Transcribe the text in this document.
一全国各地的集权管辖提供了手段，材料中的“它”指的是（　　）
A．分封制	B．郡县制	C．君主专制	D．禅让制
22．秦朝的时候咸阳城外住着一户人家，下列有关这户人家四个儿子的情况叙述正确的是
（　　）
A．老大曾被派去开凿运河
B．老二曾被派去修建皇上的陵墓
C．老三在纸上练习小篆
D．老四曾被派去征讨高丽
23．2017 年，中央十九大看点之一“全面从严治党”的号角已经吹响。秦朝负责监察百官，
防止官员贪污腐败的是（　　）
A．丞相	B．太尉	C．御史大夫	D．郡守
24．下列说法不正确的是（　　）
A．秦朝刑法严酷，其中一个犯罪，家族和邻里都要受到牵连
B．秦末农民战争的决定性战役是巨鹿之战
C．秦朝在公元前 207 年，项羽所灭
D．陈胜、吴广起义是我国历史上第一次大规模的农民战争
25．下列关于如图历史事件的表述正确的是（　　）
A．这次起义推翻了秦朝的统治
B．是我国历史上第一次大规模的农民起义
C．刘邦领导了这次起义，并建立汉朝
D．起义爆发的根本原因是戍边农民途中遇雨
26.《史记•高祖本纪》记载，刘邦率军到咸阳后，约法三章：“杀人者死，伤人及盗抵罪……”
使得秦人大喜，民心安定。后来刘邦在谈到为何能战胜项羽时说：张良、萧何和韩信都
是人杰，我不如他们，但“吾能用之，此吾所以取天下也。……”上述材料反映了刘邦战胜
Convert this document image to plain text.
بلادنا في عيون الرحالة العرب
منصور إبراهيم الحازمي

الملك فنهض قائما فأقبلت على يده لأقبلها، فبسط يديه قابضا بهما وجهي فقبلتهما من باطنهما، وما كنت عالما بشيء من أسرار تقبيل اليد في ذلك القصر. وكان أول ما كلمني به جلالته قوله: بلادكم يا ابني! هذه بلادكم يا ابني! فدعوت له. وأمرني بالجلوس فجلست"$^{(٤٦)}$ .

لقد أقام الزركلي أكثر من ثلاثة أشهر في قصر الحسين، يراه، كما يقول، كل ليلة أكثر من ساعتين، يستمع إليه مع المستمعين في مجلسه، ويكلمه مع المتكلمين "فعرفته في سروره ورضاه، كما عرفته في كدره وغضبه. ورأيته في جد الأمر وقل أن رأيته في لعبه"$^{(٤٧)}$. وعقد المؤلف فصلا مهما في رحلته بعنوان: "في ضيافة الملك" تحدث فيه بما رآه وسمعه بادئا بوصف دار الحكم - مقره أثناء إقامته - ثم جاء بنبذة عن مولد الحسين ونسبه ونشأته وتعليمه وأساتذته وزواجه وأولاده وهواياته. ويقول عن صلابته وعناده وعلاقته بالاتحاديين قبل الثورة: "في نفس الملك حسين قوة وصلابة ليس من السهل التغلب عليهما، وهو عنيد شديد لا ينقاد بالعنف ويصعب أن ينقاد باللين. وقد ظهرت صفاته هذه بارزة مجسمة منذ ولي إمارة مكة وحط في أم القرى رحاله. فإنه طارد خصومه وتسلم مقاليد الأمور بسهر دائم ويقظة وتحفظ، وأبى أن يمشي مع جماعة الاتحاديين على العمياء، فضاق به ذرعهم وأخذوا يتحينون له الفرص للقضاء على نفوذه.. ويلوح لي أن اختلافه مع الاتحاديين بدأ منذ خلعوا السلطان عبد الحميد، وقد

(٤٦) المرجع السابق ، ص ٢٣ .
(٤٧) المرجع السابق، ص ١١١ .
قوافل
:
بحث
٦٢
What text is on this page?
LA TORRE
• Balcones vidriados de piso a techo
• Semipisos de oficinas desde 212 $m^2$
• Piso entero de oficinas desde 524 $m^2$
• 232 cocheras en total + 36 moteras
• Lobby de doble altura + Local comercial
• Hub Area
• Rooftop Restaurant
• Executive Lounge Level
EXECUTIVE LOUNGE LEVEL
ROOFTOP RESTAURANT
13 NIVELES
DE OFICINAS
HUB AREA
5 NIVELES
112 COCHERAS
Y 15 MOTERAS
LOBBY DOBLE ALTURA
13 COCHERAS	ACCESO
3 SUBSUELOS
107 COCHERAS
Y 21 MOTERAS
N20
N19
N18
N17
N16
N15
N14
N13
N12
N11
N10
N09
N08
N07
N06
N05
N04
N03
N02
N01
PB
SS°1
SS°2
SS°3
———
Problem statement — Without leaving anything out, give the entries again exactly.

Solution for this exercise —
Transcribe the text in this document.
一全国各地的集权管辖提供了手段，材料中的“它”指的是（　　）
A．分封制	B．郡县制	C．君主专制	D．禅让制
22．秦朝的时候咸阳城外住着一户人家，下列有关这户人家四个儿子的情况叙述正确的是
（　　）
A．老大曾被派去开凿运河
B．老二曾被派去修建皇上的陵墓
C．老三在纸上练习小篆
D．老四曾被派去征讨高丽
23．2017 年，中央十九大看点之一“全面从严治党”的号角已经吹响。秦朝负责监察百官，
防止官员贪污腐败的是（　　）
A．丞相	B．太尉	C．御史大夫	D．郡守
24．下列说法不正确的是（　　）
A．秦朝刑法严酷，其中一个犯罪，家族和邻里都要受到牵连
B．秦末农民战争的决定性战役是巨鹿之战
C．秦朝在公元前 207 年，项羽所灭
D．陈胜、吴广起义是我国历史上第一次大规模的农民战争
25．下列关于如图历史事件的表述正确的是（　　）
A．这次起义推翻了秦朝的统治
B．是我国历史上第一次大规模的农民起义
C．刘邦领导了这次起义，并建立汉朝
D．起义爆发的根本原因是戍边农民途中遇雨
26.《史记•高祖本纪》记载，刘邦率军到咸阳后，约法三章：“杀人者死，伤人及盗抵罪……”
使得秦人大喜，民心安定。后来刘邦在谈到为何能战胜项羽时说：张良、萧何和韩信都
是人杰，我不如他们，但“吾能用之，此吾所以取天下也。……”上述材料反映了刘邦战胜
Convert this document image to plain text.
بلادنا في عيون الرحالة العرب
منصور إبراهيم الحازمي

الملك فنهض قائما فأقبلت على يده لأقبلها، فبسط يديه قابضا بهما وجهي فقبلتهما من باطنهما، وما كنت عالما بشيء من أسرار تقبيل اليد في ذلك القصر. وكان أول ما كلمني به جلالته قوله: بلادكم يا ابني! هذه بلادكم يا ابني! فدعوت له. وأمرني بالجلوس فجلست"$^{(٤٦)}$ .

لقد أقام الزركلي أكثر من ثلاثة أشهر في قصر الحسين، يراه، كما يقول، كل ليلة أكثر من ساعتين، يستمع إليه مع المستمعين في مجلسه، ويكلمه مع المتكلمين "فعرفته في سروره ورضاه، كما عرفته في كدره وغضبه. ورأيته في جد الأمر وقل أن رأيته في لعبه"$^{(٤٧)}$. وعقد المؤلف فصلا مهما في رحلته بعنوان: "في ضيافة الملك" تحدث فيه بما رآه وسمعه بادئا بوصف دار الحكم - مقره أثناء إقامته - ثم جاء بنبذة عن مولد الحسين ونسبه ونشأته وتعليمه وأساتذته وزواجه وأولاده وهواياته. ويقول عن صلابته وعناده وعلاقته بالاتحاديين قبل الثورة: "في نفس الملك حسين قوة وصلابة ليس من السهل التغلب عليهما، وهو عنيد شديد لا ينقاد بالعنف ويصعب أن ينقاد باللين. وقد ظهرت صفاته هذه بارزة مجسمة منذ ولي إمارة مكة وحط في أم القرى رحاله. فإنه طارد خصومه وتسلم مقاليد الأمور بسهر دائم ويقظة وتحفظ، وأبى أن يمشي مع جماعة الاتحاديين على العمياء، فضاق به ذرعهم وأخذوا يتحينون له الفرص للقضاء على نفوذه.. ويلوح لي أن اختلافه مع الاتحاديين بدأ منذ خلعوا السلطان عبد الحميد، وقد

(٤٦) المرجع السابق ، ص ٢٣ .
(٤٧) المرجع السابق، ص ١١١ .
قوافل
:
بحث
٦٢
What text is on this page?
LA TORRE
• Balcones vidriados de piso a techo
• Semipisos de oficinas desde 212 $m^2$
• Piso entero de oficinas desde 524 $m^2$
• 232 cocheras en total + 36 moteras
• Lobby de doble altura + Local comercial
• Hub Area
• Rooftop Restaurant
• Executive Lounge Level
EXECUTIVE LOUNGE LEVEL
ROOFTOP RESTAURANT
13 NIVELES
DE OFICINAS
HUB AREA
5 NIVELES
112 COCHERAS
Y 15 MOTERAS
LOBBY DOBLE ALTURA
13 COCHERAS	ACCESO
3 SUBSUELOS
107 COCHERAS
Y 21 MOTERAS
N20
N19
N18
N17
N16
N15
N14
N13
N12
N11
N10
N09
N08
N07
N06
N05
N04
N03
N02
N01
PB
SS°1
SS°2
SS°3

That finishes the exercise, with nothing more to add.